### TASK
A faithful transcription of all the data is required.

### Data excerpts
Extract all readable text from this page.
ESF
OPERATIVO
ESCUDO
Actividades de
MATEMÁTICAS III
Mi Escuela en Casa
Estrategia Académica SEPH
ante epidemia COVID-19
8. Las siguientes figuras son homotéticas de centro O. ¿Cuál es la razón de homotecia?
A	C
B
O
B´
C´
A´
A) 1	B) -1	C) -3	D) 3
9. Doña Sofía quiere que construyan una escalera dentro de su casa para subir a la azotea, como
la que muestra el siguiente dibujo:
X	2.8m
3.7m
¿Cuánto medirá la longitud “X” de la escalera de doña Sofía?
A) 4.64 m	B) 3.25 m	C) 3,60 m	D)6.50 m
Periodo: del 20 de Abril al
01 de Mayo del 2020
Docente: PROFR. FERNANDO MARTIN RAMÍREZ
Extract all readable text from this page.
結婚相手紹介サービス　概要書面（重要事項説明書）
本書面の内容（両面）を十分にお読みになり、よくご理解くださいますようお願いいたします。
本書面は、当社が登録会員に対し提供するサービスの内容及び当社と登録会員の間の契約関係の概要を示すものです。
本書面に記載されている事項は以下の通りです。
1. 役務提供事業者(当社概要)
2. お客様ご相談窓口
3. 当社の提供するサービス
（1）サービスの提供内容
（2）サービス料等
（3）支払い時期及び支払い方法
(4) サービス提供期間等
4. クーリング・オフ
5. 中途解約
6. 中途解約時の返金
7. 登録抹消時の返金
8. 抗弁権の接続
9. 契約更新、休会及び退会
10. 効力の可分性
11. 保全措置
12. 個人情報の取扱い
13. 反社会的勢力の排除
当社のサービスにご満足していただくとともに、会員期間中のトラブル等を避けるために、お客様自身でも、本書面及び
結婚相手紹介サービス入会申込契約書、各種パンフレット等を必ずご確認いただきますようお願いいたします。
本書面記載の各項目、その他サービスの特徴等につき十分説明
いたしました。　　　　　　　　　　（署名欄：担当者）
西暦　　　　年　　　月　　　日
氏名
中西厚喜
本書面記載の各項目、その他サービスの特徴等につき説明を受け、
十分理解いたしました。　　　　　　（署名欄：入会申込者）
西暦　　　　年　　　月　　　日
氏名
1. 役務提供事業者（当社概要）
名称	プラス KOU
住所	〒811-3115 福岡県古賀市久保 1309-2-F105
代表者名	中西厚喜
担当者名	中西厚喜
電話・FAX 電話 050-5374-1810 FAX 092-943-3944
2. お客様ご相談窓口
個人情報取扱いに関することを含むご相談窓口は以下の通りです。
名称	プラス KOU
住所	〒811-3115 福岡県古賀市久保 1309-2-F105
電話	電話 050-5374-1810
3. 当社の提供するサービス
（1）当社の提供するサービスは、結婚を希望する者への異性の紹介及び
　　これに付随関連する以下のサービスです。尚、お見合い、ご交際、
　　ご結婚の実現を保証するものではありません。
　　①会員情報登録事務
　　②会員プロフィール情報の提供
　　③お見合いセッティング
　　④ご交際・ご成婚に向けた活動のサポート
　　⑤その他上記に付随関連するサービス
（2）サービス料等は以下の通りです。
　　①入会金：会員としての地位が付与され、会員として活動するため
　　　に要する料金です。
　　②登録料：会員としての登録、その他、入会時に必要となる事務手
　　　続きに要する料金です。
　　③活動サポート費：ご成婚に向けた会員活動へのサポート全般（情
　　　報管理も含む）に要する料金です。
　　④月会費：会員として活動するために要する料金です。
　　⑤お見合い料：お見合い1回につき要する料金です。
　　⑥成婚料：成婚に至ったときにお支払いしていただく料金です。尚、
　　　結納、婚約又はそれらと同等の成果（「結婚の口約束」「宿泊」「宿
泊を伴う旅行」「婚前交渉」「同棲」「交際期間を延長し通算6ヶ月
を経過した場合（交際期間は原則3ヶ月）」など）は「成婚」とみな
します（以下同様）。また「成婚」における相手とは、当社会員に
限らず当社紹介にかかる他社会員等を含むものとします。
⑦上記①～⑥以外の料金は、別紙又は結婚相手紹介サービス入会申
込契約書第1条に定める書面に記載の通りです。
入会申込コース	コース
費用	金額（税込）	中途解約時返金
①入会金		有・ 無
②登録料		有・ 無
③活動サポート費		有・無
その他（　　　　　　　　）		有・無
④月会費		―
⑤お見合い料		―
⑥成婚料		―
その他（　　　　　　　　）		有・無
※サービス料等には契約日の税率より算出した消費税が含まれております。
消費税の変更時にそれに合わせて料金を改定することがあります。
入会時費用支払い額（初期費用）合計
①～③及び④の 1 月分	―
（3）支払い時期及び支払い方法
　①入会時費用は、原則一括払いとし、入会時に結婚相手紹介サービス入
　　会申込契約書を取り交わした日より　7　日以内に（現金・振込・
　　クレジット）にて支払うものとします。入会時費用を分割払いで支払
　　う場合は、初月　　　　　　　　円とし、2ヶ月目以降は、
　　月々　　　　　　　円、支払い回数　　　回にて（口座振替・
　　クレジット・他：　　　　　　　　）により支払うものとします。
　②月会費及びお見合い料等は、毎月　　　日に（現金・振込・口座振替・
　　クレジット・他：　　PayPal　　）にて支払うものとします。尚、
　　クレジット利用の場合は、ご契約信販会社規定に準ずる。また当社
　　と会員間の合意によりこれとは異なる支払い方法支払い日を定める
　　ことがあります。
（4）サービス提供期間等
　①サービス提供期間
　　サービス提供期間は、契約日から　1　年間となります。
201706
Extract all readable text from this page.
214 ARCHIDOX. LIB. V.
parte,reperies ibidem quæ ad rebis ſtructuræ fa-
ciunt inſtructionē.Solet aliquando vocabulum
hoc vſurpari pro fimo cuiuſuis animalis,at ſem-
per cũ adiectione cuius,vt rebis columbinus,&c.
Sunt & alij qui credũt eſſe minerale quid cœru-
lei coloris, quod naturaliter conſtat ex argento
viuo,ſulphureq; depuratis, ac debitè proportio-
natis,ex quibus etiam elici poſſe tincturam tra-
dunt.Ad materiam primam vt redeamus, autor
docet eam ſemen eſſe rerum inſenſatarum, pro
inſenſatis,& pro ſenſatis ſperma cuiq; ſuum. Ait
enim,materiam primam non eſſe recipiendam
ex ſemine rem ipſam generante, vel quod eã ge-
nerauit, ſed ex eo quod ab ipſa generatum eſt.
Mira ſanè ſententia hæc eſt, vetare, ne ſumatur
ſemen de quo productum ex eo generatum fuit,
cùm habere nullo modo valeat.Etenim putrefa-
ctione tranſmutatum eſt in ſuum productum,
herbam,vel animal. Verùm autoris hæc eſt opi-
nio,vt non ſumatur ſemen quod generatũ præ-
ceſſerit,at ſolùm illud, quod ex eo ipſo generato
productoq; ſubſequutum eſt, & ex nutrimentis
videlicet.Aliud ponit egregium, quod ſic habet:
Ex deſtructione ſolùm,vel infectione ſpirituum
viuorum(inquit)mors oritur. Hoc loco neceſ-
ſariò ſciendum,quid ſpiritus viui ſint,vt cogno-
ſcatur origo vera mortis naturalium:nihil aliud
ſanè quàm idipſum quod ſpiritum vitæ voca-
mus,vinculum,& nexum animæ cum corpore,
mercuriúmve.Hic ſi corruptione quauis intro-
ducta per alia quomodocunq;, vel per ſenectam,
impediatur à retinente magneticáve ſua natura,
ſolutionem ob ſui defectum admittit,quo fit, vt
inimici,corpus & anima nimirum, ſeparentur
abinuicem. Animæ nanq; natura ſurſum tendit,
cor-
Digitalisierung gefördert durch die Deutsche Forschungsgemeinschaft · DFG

### TASK SOLUTION
Extract all readable text from this page.
ESF
OPERATIVO
ESCUDO
Actividades de
MATEMÁTICAS III
Mi Escuela en Casa
Estrategia Académica SEPH
ante epidemia COVID-19
8. Las siguientes figuras son homotéticas de centro O. ¿Cuál es la razón de homotecia?
A	C
B
O
B´
C´
A´
A) 1	B) -1	C) -3	D) 3
9. Doña Sofía quiere que construyan una escalera dentro de su casa para subir a la azotea, como
la que muestra el siguiente dibujo:
X	2.8m
3.7m
¿Cuánto medirá la longitud “X” de la escalera de doña Sofía?
A) 4.64 m	B) 3.25 m	C) 3,60 m	D)6.50 m
Periodo: del 20 de Abril al
01 de Mayo del 2020
Docente: PROFR. FERNANDO MARTIN RAMÍREZ
Extract all readable text from this page.
結婚相手紹介サービス　概要書面（重要事項説明書）
本書面の内容（両面）を十分にお読みになり、よくご理解くださいますようお願いいたします。
本書面は、当社が登録会員に対し提供するサービスの内容及び当社と登録会員の間の契約関係の概要を示すものです。
本書面に記載されている事項は以下の通りです。
1. 役務提供事業者(当社概要)
2. お客様ご相談窓口
3. 当社の提供するサービス
（1）サービスの提供内容
（2）サービス料等
（3）支払い時期及び支払い方法
(4) サービス提供期間等
4. クーリング・オフ
5. 中途解約
6. 中途解約時の返金
7. 登録抹消時の返金
8. 抗弁権の接続
9. 契約更新、休会及び退会
10. 効力の可分性
11. 保全措置
12. 個人情報の取扱い
13. 反社会的勢力の排除
当社のサービスにご満足していただくとともに、会員期間中のトラブル等を避けるために、お客様自身でも、本書面及び
結婚相手紹介サービス入会申込契約書、各種パンフレット等を必ずご確認いただきますようお願いいたします。
本書面記載の各項目、その他サービスの特徴等につき十分説明
いたしました。　　　　　　　　　　（署名欄：担当者）
西暦　　　　年　　　月　　　日
氏名
中西厚喜
本書面記載の各項目、その他サービスの特徴等につき説明を受け、
十分理解いたしました。　　　　　　（署名欄：入会申込者）
西暦　　　　年　　　月　　　日
氏名
1. 役務提供事業者（当社概要）
名称	プラス KOU
住所	〒811-3115 福岡県古賀市久保 1309-2-F105
代表者名	中西厚喜
担当者名	中西厚喜
電話・FAX 電話 050-5374-1810 FAX 092-943-3944
2. お客様ご相談窓口
個人情報取扱いに関することを含むご相談窓口は以下の通りです。
名称	プラス KOU
住所	〒811-3115 福岡県古賀市久保 1309-2-F105
電話	電話 050-5374-1810
3. 当社の提供するサービス
（1）当社の提供するサービスは、結婚を希望する者への異性の紹介及び
　　これに付随関連する以下のサービスです。尚、お見合い、ご交際、
　　ご結婚の実現を保証するものではありません。
　　①会員情報登録事務
　　②会員プロフィール情報の提供
　　③お見合いセッティング
　　④ご交際・ご成婚に向けた活動のサポート
　　⑤その他上記に付随関連するサービス
（2）サービス料等は以下の通りです。
　　①入会金：会員としての地位が付与され、会員として活動するため
　　　に要する料金です。
　　②登録料：会員としての登録、その他、入会時に必要となる事務手
　　　続きに要する料金です。
　　③活動サポート費：ご成婚に向けた会員活動へのサポート全般（情
　　　報管理も含む）に要する料金です。
　　④月会費：会員として活動するために要する料金です。
　　⑤お見合い料：お見合い1回につき要する料金です。
　　⑥成婚料：成婚に至ったときにお支払いしていただく料金です。尚、
　　　結納、婚約又はそれらと同等の成果（「結婚の口約束」「宿泊」「宿
泊を伴う旅行」「婚前交渉」「同棲」「交際期間を延長し通算6ヶ月
を経過した場合（交際期間は原則3ヶ月）」など）は「成婚」とみな
します（以下同様）。また「成婚」における相手とは、当社会員に
限らず当社紹介にかかる他社会員等を含むものとします。
⑦上記①～⑥以外の料金は、別紙又は結婚相手紹介サービス入会申
込契約書第1条に定める書面に記載の通りです。
入会申込コース	コース
費用	金額（税込）	中途解約時返金
①入会金		有・ 無
②登録料		有・ 無
③活動サポート費		有・無
その他（　　　　　　　　）		有・無
④月会費		―
⑤お見合い料		―
⑥成婚料		―
その他（　　　　　　　　）		有・無
※サービス料等には契約日の税率より算出した消費税が含まれております。
消費税の変更時にそれに合わせて料金を改定することがあります。
入会時費用支払い額（初期費用）合計
①～③及び④の 1 月分	―
（3）支払い時期及び支払い方法
　①入会時費用は、原則一括払いとし、入会時に結婚相手紹介サービス入
　　会申込契約書を取り交わした日より　7　日以内に（現金・振込・
　　クレジット）にて支払うものとします。入会時費用を分割払いで支払
　　う場合は、初月　　　　　　　　円とし、2ヶ月目以降は、
　　月々　　　　　　　円、支払い回数　　　回にて（口座振替・
　　クレジット・他：　　　　　　　　）により支払うものとします。
　②月会費及びお見合い料等は、毎月　　　日に（現金・振込・口座振替・
　　クレジット・他：　　PayPal　　）にて支払うものとします。尚、
　　クレジット利用の場合は、ご契約信販会社規定に準ずる。また当社
　　と会員間の合意によりこれとは異なる支払い方法支払い日を定める
　　ことがあります。
（4）サービス提供期間等
　①サービス提供期間
　　サービス提供期間は、契約日から　1　年間となります。
201706
Extract all readable text from this page.
214 ARCHIDOX. LIB. V.
parte,reperies ibidem quæ ad rebis ſtructuræ fa-
ciunt inſtructionē.Solet aliquando vocabulum
hoc vſurpari pro fimo cuiuſuis animalis,at ſem-
per cũ adiectione cuius,vt rebis columbinus,&c.
Sunt & alij qui credũt eſſe minerale quid cœru-
lei coloris, quod naturaliter conſtat ex argento
viuo,ſulphureq; depuratis, ac debitè proportio-
natis,ex quibus etiam elici poſſe tincturam tra-
dunt.Ad materiam primam vt redeamus, autor
docet eam ſemen eſſe rerum inſenſatarum, pro
inſenſatis,& pro ſenſatis ſperma cuiq; ſuum. Ait
enim,materiam primam non eſſe recipiendam
ex ſemine rem ipſam generante, vel quod eã ge-
nerauit, ſed ex eo quod ab ipſa generatum eſt.
Mira ſanè ſententia hæc eſt, vetare, ne ſumatur
ſemen de quo productum ex eo generatum fuit,
cùm habere nullo modo valeat.Etenim putrefa-
ctione tranſmutatum eſt in ſuum productum,
herbam,vel animal. Verùm autoris hæc eſt opi-
nio,vt non ſumatur ſemen quod generatũ præ-
ceſſerit,at ſolùm illud, quod ex eo ipſo generato
productoq; ſubſequutum eſt, & ex nutrimentis
videlicet.Aliud ponit egregium, quod ſic habet:
Ex deſtructione ſolùm,vel infectione ſpirituum
viuorum(inquit)mors oritur. Hoc loco neceſ-
ſariò ſciendum,quid ſpiritus viui ſint,vt cogno-
ſcatur origo vera mortis naturalium:nihil aliud
ſanè quàm idipſum quod ſpiritum vitæ voca-
mus,vinculum,& nexum animæ cum corpore,
mercuriúmve.Hic ſi corruptione quauis intro-
ducta per alia quomodocunq;, vel per ſenectam,
impediatur à retinente magneticáve ſua natura,
ſolutionem ob ſui defectum admittit,quo fit, vt
inimici,corpus & anima nimirum, ſeparentur
abinuicem. Animæ nanq; natura ſurſum tendit,
cor-
Digitalisierung gefördert durch die Deutsche Forschungsgemeinschaft · DFG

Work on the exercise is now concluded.